• **Page**
Hotel do-not-disturb sign; fire alarm
IRQs can be disabled; NMIs can't.

The 6502 family of CPUs supports two kinds of interrupt: an interrupt request (IRQ), and a non-maskable interrupt (NMI). Some events trigger IRQs, and others trigger NMIs.

The difference between IRQs and NMIs is that certain CPU operations can temporarily disable IRQs, and a program can disable and re-enable IRQs as needed, while NMIs cannot be disabled. Disabling IRQs is like putting a “Do Not Disturb” sign on a hotel room door: it says that the main program is working on something that should not be interrupted, and interrupt requests should be ignored for the time being. NMIs are more like a hotel fire alarm: they must be handled immediately, no matter what. Both kinds of interrupt are necessary for a fully functioning system, but most programs can get away with only dealing with IRQs.

The following are possible sources of IRQ interrupts in the C64 and MEGA65:

  • VIC raster beam location
  • VIC sprite collision
  • Timers on CIA #1
  • The brk instruction

The following are possible sources of NMI interrupts in the C64 and MEGA65:

  • Timers on CIA #2
  • RS-232 serial communication
  • Pressing the Restore key

Yes, pressing the Restore key triggers the NMI handler! This is how Run/Stop + Restore works: the KERNAL’s NMI handler tests whether both keys are pressed, then resets BASIC and declines to continue the interrupted program. This works even if the program has disabled IRQs.

The CPU supports one interrupt handler for IRQs and one handler for NMIs. It’s up to the handler code to figure out the specific cause of the interrupt, and react appropriately.

The address of each interrupt handler is stored as two bytes, in little-endian order (low byte first), at a fixed 16-bit address: the IRQ handler address is stored at $FFFE-$FFFF, and the NMI handler address is stored at $FFFA-$FFFB. The MEGA65’s default memory map installs KERNAL ROM code in this location, and the KERNAL uses its own interrupt handlers, so you can’t just POKE new addresses here. One way that a program can install custom interrupt handlers is to uninstall the KERNAL, by changing the memory map.

It is possible to leave the KERNAL in place and ask it to call custom code during its own IRQ handler. We’re still formalizing and documenting KERNAL integration techniques, so this is best left alone for now when writing MEGA65 programs. This is probably the most popular KERNAL integration technique on the C64, so we’ll try to finish this soon. (Hint: use the “VECTOR” KERNAL routine.)

For the rest of this Digest, we’ll focus on the raster beam IRQ, and assume that the program will uninstall the KERNAL to install its own handler. We’ll save other interrupt types for another time.

• **Required work**
**a.** Summarize the text on IRQs and NMIs in two sentences.
**b.** According to the text on IRQs and NMIs, at which addresses is the NMI handler address stored?
**c.** Resume the text on IRQs and NMIs, starting right after its final sentence.

• **Data shown**
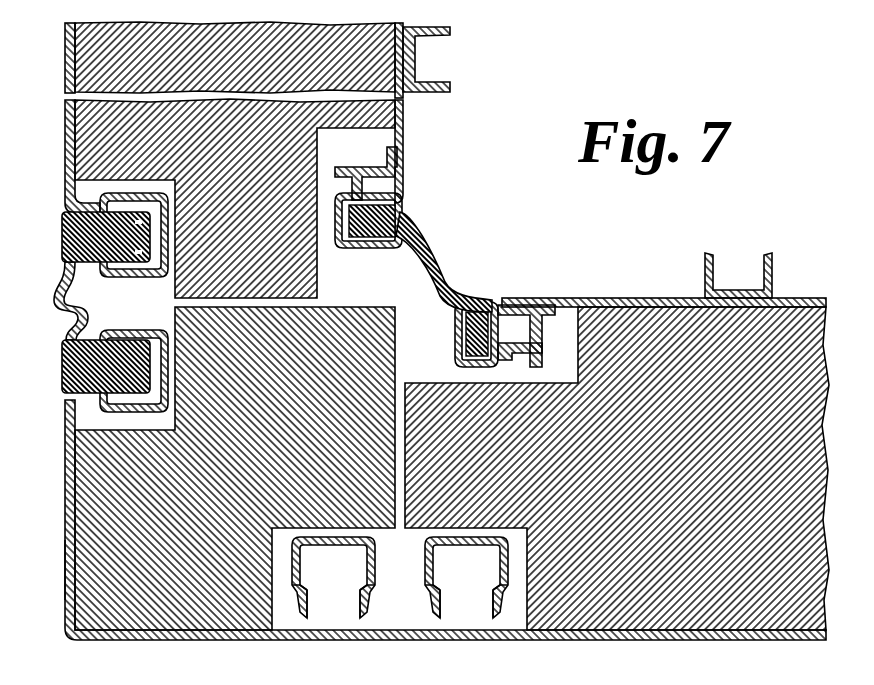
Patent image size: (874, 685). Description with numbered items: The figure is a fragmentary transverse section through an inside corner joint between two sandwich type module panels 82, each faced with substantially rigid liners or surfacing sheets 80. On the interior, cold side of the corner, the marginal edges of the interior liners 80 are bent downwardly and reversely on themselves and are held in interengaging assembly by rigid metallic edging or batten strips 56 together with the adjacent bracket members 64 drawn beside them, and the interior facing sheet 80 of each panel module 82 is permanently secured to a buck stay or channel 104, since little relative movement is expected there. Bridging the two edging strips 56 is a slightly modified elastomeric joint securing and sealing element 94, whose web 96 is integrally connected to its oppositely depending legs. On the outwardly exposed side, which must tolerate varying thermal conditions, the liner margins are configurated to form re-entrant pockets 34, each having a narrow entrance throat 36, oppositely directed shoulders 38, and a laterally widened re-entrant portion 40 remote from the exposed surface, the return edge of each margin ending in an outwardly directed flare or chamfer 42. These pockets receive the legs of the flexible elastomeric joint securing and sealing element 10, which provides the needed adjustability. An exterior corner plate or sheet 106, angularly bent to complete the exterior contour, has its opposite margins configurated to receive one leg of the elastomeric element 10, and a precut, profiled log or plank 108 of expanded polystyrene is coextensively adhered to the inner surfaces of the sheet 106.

• **Answers for this exercise**
**a.** The 6502 CPUs used in the C64 and MEGA65 support interrupt requests (IRQs), which a program can disable and re-enable, and non-maskable interrupts (NMIs), which cannot be disabled and can come from CIA #2 timers, RS-232 serial communication, or the Restore key. Each kind has a single handler whose address is stored at a fixed location ($FFFE-$FFFF for IRQs, $FFFA-$FFFB for NMIs), and because the KERNAL occupies those locations in the default memory map, a program can install its own handlers by changing the memory map to uninstall the KERNAL.

**b.** $FFFA-$FFFB

**c.**
Interrupt handlers

When the CPU encounters an IRQ, it finishes the current instruction, then pushes the 16-bit address of the next instruction onto the stack (two bytes). It also pushes the CPU flags onto the stack, as a single byte. It then disables IRQs, then jumps to the address stored in the IRQ vector.

The first thing the interrupt handler needs to do is preserve any additional CPU state that might get clobbered by the rest of the handler. The main program expects everything about the CPU to be just as it left it, including the values in other registers. For example, if the handler needs to use the accumulator (and it probably does), it needs to push the previous accumulator value to the stack beforehand, and restore it afterward.

For most kinds of IRQ interrupt, the device that triggers the interrupt stays in the “interrupt” state until it is told that the interrupt is handled. The program must interact with the device via a hardware register to acknowledge the interrupt, so that it doesn’t re-trigger once the interrupt handler resumes the program. Remember that an IRQ can have multiple causes, so if your program enables more than one cause, it will need to determine the cause and handle it appropriately.

When the interrupt handler is complete, it calls the rti instruction to resume the paused program. This restores the CPU flags and next code address from the stack (thereby re-enabling interrupts), and continues where it left off. This is kind of like how jsr jumps to a subroutine and rts returns from it, with minor differences. For example, normal subroutines don’t stash and restore the CPU flags.

irq_handler:
    ; Preserve the Accumulator, X, Y, and Z registers
    ; on the stack.
    pha
    phx
    phy
    phz

    ; Test for and acknowledge the IRQ cause...
    
    ; Do something fun...

    ; Restore the CPU registers, pulling them off the
    ; stack in the reverse order they were pushed.
    plz
    ply
    plx
    pla

    ; Resume the program
    rti

Enabling and disabling IRQs

The CPU keeps track of whether IRQs should be handled or ignored using the “IRQs disabled” CPU status flag (I). To disable IRQs, a program calls the sei instruction (“set IRQ disabled”). To re-enable IRQs, a program calls the cli instruction (“clear IRQ disabled”). I know, this set/clear definition feels like a double-negative; just think of how interrupts being enabled is the default case (0 or clear), and being disabled is the special case (1 or set).

The CPU will automatically disable IRQs when calling either the IRQ or NMI interrupt handler, so an IRQ handler can’t re-trigger while it is executing, nor can a handler be interrupted by something else. Interrupts get re-enabled automatically when the rti instruction restores the previous status flags from the stack. It’s possible to get fancy with this, and some advanced techniques make unusual exits from the interrupt handler or manipulate the stack.

Interrupts are also disabled automatically while updating the 45GS02 memory map registers. This is important because memory map adjustments require several instructions, and interrupting these instructions could be disastrous if the incomplete memory map leaves either the interrupt handler code or handler vectors in an inconsistent state.

This is an important hint for how a program and its interrupt handlers can communicate with each other. If the main program is updating the state of the system, and it’d be bad if the interrupt handler sees the state only partially updated, the main program should disable interrupts (sei), update the state, then re-enable interrupts (cli). Remember: with interrupts enabled, the handler could be called between any two instructions, including between an lda and an sta. Modern-day programmers might compare disabling interrupts to a “global lock” on memory and CPU state, albeit a simple one.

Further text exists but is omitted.